## Given exercise
Copy out each line featuring the string "WIDNES" from the entries beneath.

## Provided material
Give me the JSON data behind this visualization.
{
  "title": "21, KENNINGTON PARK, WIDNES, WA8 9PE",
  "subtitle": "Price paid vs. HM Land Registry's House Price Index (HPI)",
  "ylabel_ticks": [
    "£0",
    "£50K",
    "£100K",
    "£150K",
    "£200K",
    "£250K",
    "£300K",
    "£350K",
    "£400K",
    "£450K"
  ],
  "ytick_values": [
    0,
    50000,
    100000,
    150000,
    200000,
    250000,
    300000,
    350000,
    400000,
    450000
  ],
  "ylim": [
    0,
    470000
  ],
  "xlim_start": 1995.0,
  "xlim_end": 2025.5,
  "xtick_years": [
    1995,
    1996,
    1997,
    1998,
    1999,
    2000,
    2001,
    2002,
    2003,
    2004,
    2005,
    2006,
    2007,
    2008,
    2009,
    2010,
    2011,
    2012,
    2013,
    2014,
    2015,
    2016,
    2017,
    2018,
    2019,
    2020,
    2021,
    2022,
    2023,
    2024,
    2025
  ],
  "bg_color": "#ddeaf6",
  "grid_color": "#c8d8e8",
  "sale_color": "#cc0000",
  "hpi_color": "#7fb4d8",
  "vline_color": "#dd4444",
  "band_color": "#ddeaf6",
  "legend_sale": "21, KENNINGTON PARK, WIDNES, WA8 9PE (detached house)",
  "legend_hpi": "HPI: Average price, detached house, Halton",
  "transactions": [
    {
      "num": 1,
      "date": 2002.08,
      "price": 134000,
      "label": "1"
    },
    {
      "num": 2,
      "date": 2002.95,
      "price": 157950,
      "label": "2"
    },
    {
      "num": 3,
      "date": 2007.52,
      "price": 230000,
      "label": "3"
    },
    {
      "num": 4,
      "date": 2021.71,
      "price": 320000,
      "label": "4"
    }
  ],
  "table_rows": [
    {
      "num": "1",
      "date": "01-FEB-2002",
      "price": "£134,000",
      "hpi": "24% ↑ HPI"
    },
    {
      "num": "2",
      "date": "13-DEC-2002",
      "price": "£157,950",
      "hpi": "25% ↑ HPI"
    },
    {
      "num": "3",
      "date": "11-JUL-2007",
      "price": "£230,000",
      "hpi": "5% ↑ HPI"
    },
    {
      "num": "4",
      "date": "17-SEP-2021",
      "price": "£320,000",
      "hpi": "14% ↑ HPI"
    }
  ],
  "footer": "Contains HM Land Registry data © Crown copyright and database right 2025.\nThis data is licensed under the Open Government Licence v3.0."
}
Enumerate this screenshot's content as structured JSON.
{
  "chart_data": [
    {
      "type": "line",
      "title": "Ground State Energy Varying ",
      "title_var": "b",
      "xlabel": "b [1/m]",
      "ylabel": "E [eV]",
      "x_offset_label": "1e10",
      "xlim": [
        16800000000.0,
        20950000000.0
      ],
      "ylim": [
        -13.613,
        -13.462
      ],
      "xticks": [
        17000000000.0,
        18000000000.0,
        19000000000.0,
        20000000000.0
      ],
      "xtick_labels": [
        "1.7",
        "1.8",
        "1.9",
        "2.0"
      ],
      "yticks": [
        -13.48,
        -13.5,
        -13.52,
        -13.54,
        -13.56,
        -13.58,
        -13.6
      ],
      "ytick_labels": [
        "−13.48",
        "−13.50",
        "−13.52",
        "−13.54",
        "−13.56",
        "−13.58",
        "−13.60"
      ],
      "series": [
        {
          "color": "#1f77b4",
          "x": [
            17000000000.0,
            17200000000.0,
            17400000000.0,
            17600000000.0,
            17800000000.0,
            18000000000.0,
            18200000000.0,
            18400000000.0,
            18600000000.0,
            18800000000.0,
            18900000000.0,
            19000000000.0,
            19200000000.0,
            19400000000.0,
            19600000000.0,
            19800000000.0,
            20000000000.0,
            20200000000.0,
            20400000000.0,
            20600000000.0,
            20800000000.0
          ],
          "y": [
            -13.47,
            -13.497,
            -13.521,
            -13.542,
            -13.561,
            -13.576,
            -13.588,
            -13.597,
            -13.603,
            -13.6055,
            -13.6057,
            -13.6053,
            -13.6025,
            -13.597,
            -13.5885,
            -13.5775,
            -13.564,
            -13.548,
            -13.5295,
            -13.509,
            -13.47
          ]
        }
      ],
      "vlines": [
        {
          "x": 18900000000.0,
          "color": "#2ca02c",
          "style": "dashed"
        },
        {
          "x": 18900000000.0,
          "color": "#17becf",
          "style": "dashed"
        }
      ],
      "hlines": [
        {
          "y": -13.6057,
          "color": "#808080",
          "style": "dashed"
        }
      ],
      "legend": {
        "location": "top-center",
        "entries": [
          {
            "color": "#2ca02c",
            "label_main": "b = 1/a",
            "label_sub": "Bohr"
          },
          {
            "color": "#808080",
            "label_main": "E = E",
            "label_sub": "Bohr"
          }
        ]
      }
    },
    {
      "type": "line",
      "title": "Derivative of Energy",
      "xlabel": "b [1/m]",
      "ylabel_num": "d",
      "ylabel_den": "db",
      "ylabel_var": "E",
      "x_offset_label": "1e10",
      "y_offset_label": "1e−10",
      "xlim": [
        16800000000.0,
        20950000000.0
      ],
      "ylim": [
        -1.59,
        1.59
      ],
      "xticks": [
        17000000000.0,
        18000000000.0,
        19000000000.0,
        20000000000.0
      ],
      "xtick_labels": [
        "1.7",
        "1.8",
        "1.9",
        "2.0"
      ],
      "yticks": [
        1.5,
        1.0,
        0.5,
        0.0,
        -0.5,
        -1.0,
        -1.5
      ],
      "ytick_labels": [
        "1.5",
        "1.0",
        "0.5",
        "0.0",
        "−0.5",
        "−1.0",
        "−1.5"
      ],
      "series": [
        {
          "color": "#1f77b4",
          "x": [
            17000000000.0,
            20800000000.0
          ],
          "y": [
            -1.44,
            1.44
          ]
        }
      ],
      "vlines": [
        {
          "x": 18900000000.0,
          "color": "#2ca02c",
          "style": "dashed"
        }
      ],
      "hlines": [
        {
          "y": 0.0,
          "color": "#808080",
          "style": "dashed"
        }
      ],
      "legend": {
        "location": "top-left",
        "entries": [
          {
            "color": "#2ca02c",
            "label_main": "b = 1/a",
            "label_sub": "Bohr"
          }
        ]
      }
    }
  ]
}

## Output of the exercise
  "title": "21, KENNINGTON PARK, WIDNES, WA8 9PE",
  "legend_sale": "21, KENNINGTON PARK, WIDNES, WA8 9PE (detached house)",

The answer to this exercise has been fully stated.